▸ Extract to read:

────────────────

AVC: That argument about making shows as mainstream as possible just doesn’t add up, because when have suburban white kids ever not wanted to explore black culture? That’s always been the case.
WC: No, that’s true. That’s what’s kind of interesting even now when you look at how things get made and people get so caught up in demographics and who can be a lead of a show, and people get so weirdly protective. “Well, we don’t know if somebody would watch a TV show with an Indian lead.” But it’s like, yeah people will, because there are suburban white kids who are curious about Indians in the same way that they’re curious about black people, in the same way they’re curious about cultures that they’re not around.
But then, an even greater thing to me is that there are kids who are watching those shows that now think this is a road that is available to them, that they are creative individuals who can now go down this path. There’s a kid right now who is watching Master Of None and seeing somebody like Aziz or Mindy Kaling and thinking, “Oh, okay, it’s okay for me to like comedy, and it’s okay for me to delve into the other weird channels of comedy that exist and maybe try this myself.” Looking at stuff like In Living Color and seeing somebody like Eddie Murphy but also seeing somebody like Russ Parr making those weird music videos, to me, it felt like, “Oh okay, I can do this, and there is a space for me, and if I keep at it and really invest myself, then I can do this.” I look at some of that stuff and I think with a video like that and with a lot of the stuff I would watch as a kid, the underlying message it was giving me was of “Yeah, you have access to comedy as well.”
AVC: Don’t you kind of love the idea that there’s some young black kid in the middle of Wyoming somewhere who’s watching your comedy special or the old Chappelle Show bit with the puppets and thinking, “Wait, other guys are obsessed with puppets and can do stuff with them? I can do that?”
WC: Yeah. It’s sort of a sad thing about the whole story with [Elmo puppeteer] Kevin Clash, one of the unfortunate things—that was sort of separate from all the other unfortunate things— was there was a documentary that had been made about him. He was a kid in the D.C.-Maryland area, and he was interested in making puppets, and he was making puppets down there on his own, and then wound up getting connected with a puppet maker who had his own show, and over the course of the documentary, they find another kid like Clash, they found another black kid who was 12 or 13 years old who had been making puppets and then they put that kid in front of Kevin Clash. It was kind of, “Oh, it’s great that this kid gets to see this,” but yeah, as a person who has for years tried to sell puppet shows, I wish there were more kids of color that were like, “We want to make puppets too!” So then somebody would say, “Oh, there’s a market for this, all right, yeah, okay dum-dum, you can make your stupid puppet show. We’ll give you a chance to make your puppet version of What’s Alan Watching?”

────────────────

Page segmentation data

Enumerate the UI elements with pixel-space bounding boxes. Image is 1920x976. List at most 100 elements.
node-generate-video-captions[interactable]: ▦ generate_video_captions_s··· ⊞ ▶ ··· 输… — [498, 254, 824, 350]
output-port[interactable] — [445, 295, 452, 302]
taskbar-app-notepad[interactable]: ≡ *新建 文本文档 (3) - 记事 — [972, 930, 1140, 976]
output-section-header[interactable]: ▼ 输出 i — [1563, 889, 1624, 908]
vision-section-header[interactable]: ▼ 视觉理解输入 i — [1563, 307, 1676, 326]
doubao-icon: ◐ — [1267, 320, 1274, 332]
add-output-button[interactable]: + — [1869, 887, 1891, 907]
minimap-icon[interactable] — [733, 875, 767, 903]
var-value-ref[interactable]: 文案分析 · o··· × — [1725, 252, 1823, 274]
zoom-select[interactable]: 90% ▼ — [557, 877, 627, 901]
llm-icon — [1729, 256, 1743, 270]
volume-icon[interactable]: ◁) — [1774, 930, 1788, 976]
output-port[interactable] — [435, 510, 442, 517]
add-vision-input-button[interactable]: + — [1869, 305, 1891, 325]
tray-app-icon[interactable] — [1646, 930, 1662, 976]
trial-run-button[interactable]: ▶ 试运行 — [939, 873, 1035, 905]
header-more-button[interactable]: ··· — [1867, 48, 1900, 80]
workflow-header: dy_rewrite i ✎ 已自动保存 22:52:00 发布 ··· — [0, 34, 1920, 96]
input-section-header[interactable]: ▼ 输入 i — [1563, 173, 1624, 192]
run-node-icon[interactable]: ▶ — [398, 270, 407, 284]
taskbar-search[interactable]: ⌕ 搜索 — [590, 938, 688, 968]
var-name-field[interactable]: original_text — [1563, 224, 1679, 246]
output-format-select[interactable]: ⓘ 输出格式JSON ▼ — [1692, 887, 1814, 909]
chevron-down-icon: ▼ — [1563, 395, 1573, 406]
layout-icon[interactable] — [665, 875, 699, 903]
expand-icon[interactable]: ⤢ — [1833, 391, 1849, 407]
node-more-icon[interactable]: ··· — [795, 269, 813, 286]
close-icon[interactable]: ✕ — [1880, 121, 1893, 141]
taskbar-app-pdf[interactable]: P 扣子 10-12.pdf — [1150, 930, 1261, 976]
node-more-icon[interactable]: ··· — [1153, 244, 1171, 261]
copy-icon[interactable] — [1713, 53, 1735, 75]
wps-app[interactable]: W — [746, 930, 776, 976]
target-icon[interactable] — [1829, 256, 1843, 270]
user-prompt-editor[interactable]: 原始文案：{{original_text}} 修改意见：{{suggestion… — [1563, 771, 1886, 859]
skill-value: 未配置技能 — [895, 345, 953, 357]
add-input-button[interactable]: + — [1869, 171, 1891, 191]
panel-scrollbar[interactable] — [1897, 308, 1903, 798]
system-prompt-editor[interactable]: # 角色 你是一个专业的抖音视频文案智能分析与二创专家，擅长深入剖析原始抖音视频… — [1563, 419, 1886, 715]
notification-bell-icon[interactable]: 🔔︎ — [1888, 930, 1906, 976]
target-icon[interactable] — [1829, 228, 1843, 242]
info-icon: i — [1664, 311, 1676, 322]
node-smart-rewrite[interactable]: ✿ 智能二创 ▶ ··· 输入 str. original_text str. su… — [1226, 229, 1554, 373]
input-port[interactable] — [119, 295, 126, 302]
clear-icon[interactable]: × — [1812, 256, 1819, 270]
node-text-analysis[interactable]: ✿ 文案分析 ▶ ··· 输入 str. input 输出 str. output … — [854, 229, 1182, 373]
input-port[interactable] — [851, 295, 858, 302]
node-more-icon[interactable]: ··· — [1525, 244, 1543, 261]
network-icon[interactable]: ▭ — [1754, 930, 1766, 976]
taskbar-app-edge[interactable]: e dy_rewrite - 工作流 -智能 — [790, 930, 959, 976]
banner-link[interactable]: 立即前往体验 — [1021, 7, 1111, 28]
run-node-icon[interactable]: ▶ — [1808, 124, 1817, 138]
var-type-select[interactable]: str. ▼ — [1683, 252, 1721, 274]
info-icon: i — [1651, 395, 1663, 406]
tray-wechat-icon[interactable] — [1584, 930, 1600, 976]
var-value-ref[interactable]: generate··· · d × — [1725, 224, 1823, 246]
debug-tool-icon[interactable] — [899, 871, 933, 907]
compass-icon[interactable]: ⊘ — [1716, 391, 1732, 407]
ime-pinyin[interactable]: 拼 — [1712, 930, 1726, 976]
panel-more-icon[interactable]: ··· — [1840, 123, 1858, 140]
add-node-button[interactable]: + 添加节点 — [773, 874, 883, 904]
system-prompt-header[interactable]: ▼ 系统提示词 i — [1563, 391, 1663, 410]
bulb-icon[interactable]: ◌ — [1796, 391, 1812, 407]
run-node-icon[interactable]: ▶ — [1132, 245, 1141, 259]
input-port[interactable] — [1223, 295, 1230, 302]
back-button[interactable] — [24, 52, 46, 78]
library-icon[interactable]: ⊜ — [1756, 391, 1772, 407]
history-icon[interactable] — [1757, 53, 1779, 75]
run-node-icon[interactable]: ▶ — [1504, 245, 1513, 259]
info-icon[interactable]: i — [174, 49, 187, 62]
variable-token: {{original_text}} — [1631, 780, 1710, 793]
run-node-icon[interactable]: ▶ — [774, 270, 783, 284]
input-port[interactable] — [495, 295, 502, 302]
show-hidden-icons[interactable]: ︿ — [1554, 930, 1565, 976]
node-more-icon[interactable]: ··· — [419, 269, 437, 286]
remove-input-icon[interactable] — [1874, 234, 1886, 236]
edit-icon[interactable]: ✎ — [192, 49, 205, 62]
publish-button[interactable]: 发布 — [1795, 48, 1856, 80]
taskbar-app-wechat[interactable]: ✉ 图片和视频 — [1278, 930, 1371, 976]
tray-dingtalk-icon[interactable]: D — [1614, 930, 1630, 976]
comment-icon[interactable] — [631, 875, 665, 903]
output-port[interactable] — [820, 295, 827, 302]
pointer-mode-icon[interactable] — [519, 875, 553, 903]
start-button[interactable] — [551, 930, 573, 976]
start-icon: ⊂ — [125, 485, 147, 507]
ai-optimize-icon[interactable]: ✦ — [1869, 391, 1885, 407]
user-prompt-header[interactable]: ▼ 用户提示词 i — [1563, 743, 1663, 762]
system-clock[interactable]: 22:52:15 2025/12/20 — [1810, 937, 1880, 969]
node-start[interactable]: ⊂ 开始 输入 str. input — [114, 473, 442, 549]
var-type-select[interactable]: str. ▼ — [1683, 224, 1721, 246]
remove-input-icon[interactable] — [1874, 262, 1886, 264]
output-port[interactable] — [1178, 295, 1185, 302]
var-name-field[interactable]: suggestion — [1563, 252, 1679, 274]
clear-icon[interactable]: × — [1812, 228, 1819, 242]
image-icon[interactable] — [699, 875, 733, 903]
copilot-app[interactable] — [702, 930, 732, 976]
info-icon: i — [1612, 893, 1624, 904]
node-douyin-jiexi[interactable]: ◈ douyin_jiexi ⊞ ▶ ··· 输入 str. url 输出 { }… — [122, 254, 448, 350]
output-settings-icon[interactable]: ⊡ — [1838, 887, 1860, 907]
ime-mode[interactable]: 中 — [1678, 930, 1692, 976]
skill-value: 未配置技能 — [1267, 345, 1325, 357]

────────────────

▸ Required action: List every person mentioned by name in the interview above.

▸ Expected answer:
Aziz
Mindy Kaling
Eddie Murphy
Russ Parr
Kevin Clash